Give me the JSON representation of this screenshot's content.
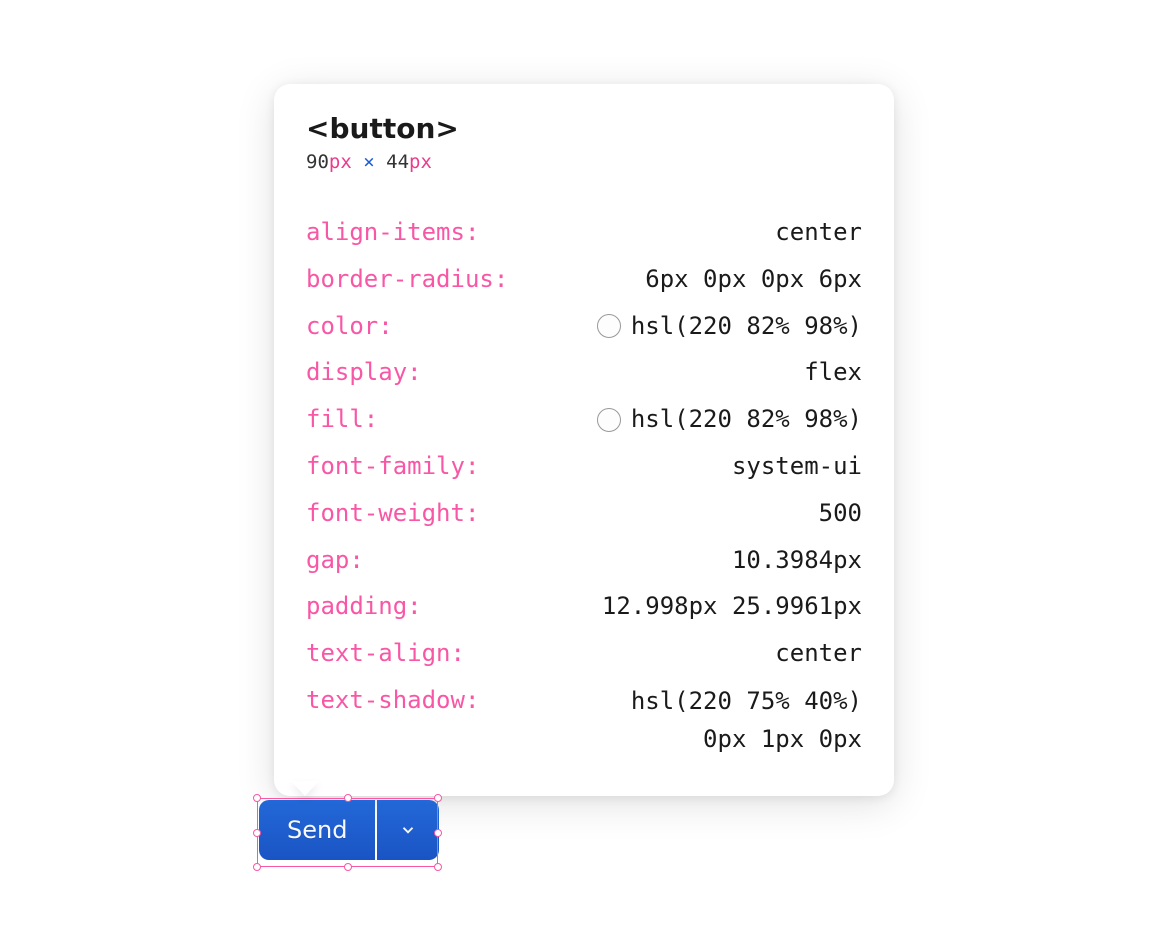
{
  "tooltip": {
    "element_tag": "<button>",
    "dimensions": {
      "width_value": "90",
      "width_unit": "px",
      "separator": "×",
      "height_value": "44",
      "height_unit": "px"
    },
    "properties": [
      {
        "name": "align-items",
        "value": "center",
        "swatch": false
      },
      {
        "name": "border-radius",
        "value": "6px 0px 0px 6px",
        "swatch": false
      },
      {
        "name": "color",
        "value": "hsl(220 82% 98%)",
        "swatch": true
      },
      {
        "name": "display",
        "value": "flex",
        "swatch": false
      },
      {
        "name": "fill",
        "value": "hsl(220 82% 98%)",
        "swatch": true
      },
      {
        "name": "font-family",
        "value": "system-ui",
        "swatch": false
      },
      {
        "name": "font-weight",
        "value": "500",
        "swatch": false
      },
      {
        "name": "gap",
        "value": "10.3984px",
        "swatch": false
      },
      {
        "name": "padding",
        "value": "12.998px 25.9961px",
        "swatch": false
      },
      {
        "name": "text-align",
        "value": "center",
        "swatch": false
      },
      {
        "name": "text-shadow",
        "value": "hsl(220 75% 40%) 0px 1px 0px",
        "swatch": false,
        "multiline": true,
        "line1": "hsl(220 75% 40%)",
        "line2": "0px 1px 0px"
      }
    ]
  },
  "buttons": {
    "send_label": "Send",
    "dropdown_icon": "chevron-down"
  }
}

§ §

Description of the task: Make an exact copy of the data above, pictures excluded.

Reply to the exercise:
Give me the JSON representation of this screenshot's content.
{
  "tooltip": {
    "element_tag": "<button>",
    "dimensions": {
      "width_value": "90",
      "width_unit": "px",
      "separator": "×",
      "height_value": "44",
      "height_unit": "px"
    },
    "properties": [
      {
        "name": "align-items",
        "value": "center",
        "swatch": false
      },
      {
        "name": "border-radius",
        "value": "6px 0px 0px 6px",
        "swatch": false
      },
      {
        "name": "color",
        "value": "hsl(220 82% 98%)",
        "swatch": true
      },
      {
        "name": "display",
        "value": "flex",
        "swatch": false
      },
      {
        "name": "fill",
        "value": "hsl(220 82% 98%)",
        "swatch": true
      },
      {
        "name": "font-family",
        "value": "system-ui",
        "swatch": false
      },
      {
        "name": "font-weight",
        "value": "500",
        "swatch": false
      },
      {
        "name": "gap",
        "value": "10.3984px",
        "swatch": false
      },
      {
        "name": "padding",
        "value": "12.998px 25.9961px",
        "swatch": false
      },
      {
        "name": "text-align",
        "value": "center",
        "swatch": false
      },
      {
        "name": "text-shadow",
        "value": "hsl(220 75% 40%) 0px 1px 0px",
        "swatch": false,
        "multiline": true,
        "line1": "hsl(220 75% 40%)",
        "line2": "0px 1px 0px"
      }
    ]
  },
  "buttons": {
    "send_label": "Send",
    "dropdown_icon": "chevron-down"
  }
}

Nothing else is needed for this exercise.